**MATERIAL SUPPLIED:**
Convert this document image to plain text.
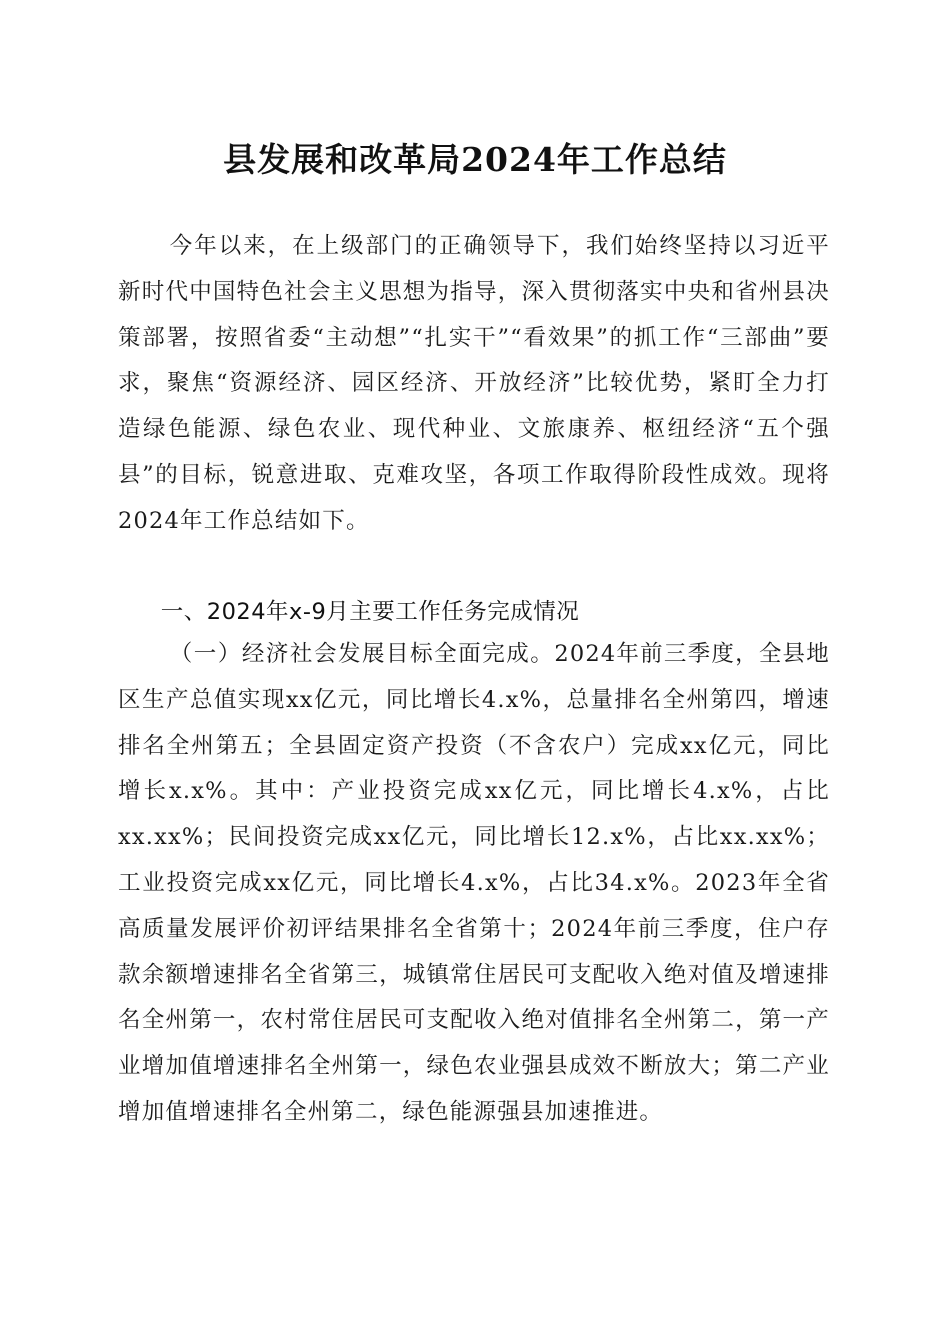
县发展和改革局2024年工作总结

今年以来，在上级部门的正确领导下，我们始终坚持以习近平新时代中国特色社会主义思想为指导，深入贯彻落实中央和省州县决策部署，按照省委“主动想”“扎实干”“看效果”的抓工作“三部曲”要求，聚焦“资源经济、园区经济、开放经济”比较优势，紧盯全力打造绿色能源、绿色农业、现代种业、文旅康养、枢纽经济“五个强县”的目标，锐意进取、克难攻坚，各项工作取得阶段性成效。现将2024年工作总结如下。

一、2024年x-9月主要工作任务完成情况

（一）经济社会发展目标全面完成。2024年前三季度，全县地区生产总值实现xx亿元，同比增长4.x%，总量排名全州第四，增速排名全州第五；全县固定资产投资（不含农户）完成xx亿元，同比增长x.x%。其中：产业投资完成xx亿元，同比增长4.x%，占比xx.xx%；民间投资完成xx亿元，同比增长12.x%，占比xx.xx%；工业投资完成xx亿元，同比增长4.x%，占比34.x%。2023年全省高质量发展评价初评结果排名全省第十；2024年前三季度，住户存款余额增速排名全省第三，城镇常住居民可支配收入绝对值及增速排名全州第一，农村常住居民可支配收入绝对值排名全州第二，第一产业增加值增速排名全州第一，绿色农业强县成效不断放大；第二产业增加值增速排名全州第二，绿色能源强县加速推进。
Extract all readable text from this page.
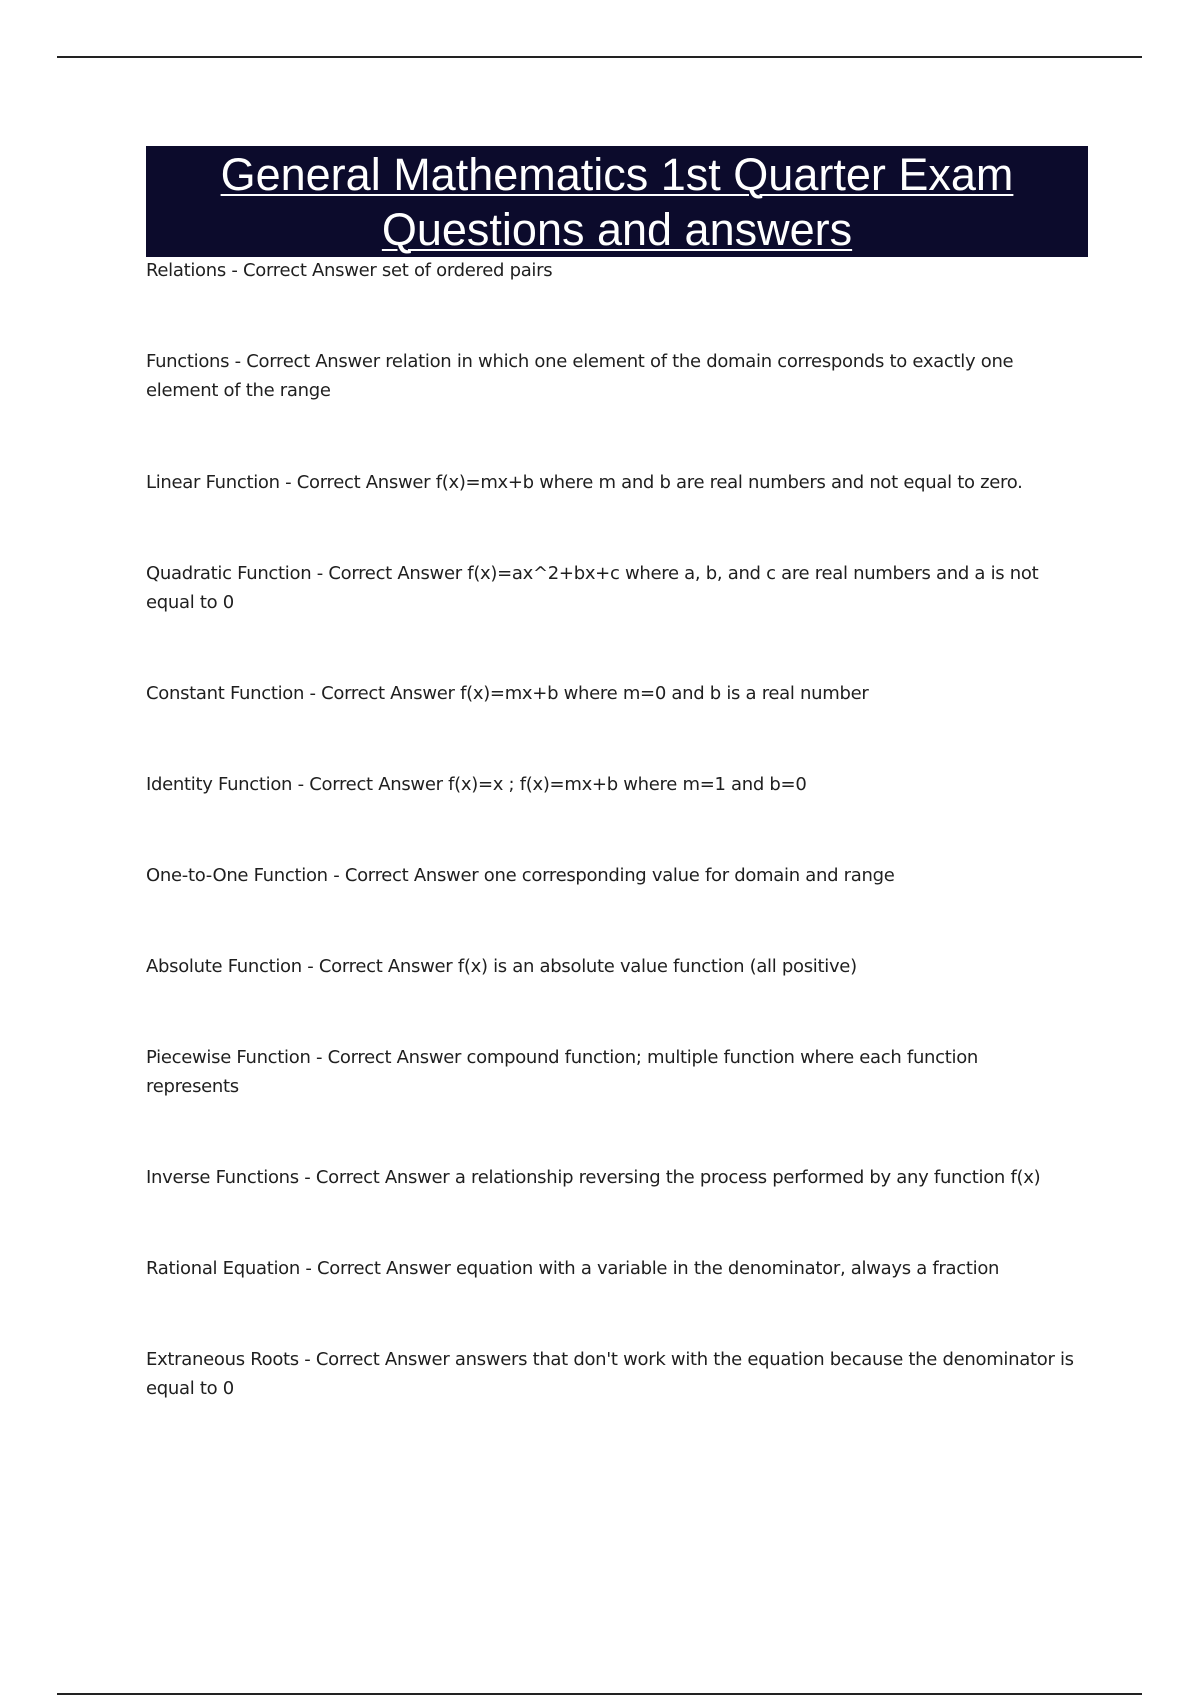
General Mathematics 1st Quarter Exam
Questions and answers

Relations - Correct Answer set of ordered pairs

Functions - Correct Answer relation in which one element of the domain corresponds to exactly one element of the range

Linear Function - Correct Answer f(x)=mx+b where m and b are real numbers and not equal to zero.

Quadratic Function - Correct Answer f(x)=ax^2+bx+c where a, b, and c are real numbers and a is not equal to 0

Constant Function - Correct Answer f(x)=mx+b where m=0 and b is a real number

Identity Function - Correct Answer f(x)=x ; f(x)=mx+b where m=1 and b=0

One-to-One Function - Correct Answer one corresponding value for domain and range

Absolute Function - Correct Answer f(x) is an absolute value function (all positive)

Piecewise Function - Correct Answer compound function; multiple function where each function represents

Inverse Functions - Correct Answer a relationship reversing the process performed by any function f(x)

Rational Equation - Correct Answer equation with a variable in the denominator, always a fraction

Extraneous Roots - Correct Answer answers that don't work with the equation because the denominator is equal to 0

**YOUR OBJECTIVE:**
Using the records above, retype everything exactly except the pictures.

**CORRECT OUTPUT:**
Convert this document image to plain text.
县发展和改革局2024年工作总结

今年以来，在上级部门的正确领导下，我们始终坚持以习近平新时代中国特色社会主义思想为指导，深入贯彻落实中央和省州县决策部署，按照省委“主动想”“扎实干”“看效果”的抓工作“三部曲”要求，聚焦“资源经济、园区经济、开放经济”比较优势，紧盯全力打造绿色能源、绿色农业、现代种业、文旅康养、枢纽经济“五个强县”的目标，锐意进取、克难攻坚，各项工作取得阶段性成效。现将2024年工作总结如下。

一、2024年x-9月主要工作任务完成情况

（一）经济社会发展目标全面完成。2024年前三季度，全县地区生产总值实现xx亿元，同比增长4.x%，总量排名全州第四，增速排名全州第五；全县固定资产投资（不含农户）完成xx亿元，同比增长x.x%。其中：产业投资完成xx亿元，同比增长4.x%，占比xx.xx%；民间投资完成xx亿元，同比增长12.x%，占比xx.xx%；工业投资完成xx亿元，同比增长4.x%，占比34.x%。2023年全省高质量发展评价初评结果排名全省第十；2024年前三季度，住户存款余额增速排名全省第三，城镇常住居民可支配收入绝对值及增速排名全州第一，农村常住居民可支配收入绝对值排名全州第二，第一产业增加值增速排名全州第一，绿色农业强县成效不断放大；第二产业增加值增速排名全州第二，绿色能源强县加速推进。
Extract all readable text from this page.
General Mathematics 1st Quarter Exam
Questions and answers

Relations - Correct Answer set of ordered pairs

Functions - Correct Answer relation in which one element of the domain corresponds to exactly one element of the range

Linear Function - Correct Answer f(x)=mx+b where m and b are real numbers and not equal to zero.

Quadratic Function - Correct Answer f(x)=ax^2+bx+c where a, b, and c are real numbers and a is not equal to 0

Constant Function - Correct Answer f(x)=mx+b where m=0 and b is a real number

Identity Function - Correct Answer f(x)=x ; f(x)=mx+b where m=1 and b=0

One-to-One Function - Correct Answer one corresponding value for domain and range

Absolute Function - Correct Answer f(x) is an absolute value function (all positive)

Piecewise Function - Correct Answer compound function; multiple function where each function represents

Inverse Functions - Correct Answer a relationship reversing the process performed by any function f(x)

Rational Equation - Correct Answer equation with a variable in the denominator, always a fraction

Extraneous Roots - Correct Answer answers that don't work with the equation because the denominator is equal to 0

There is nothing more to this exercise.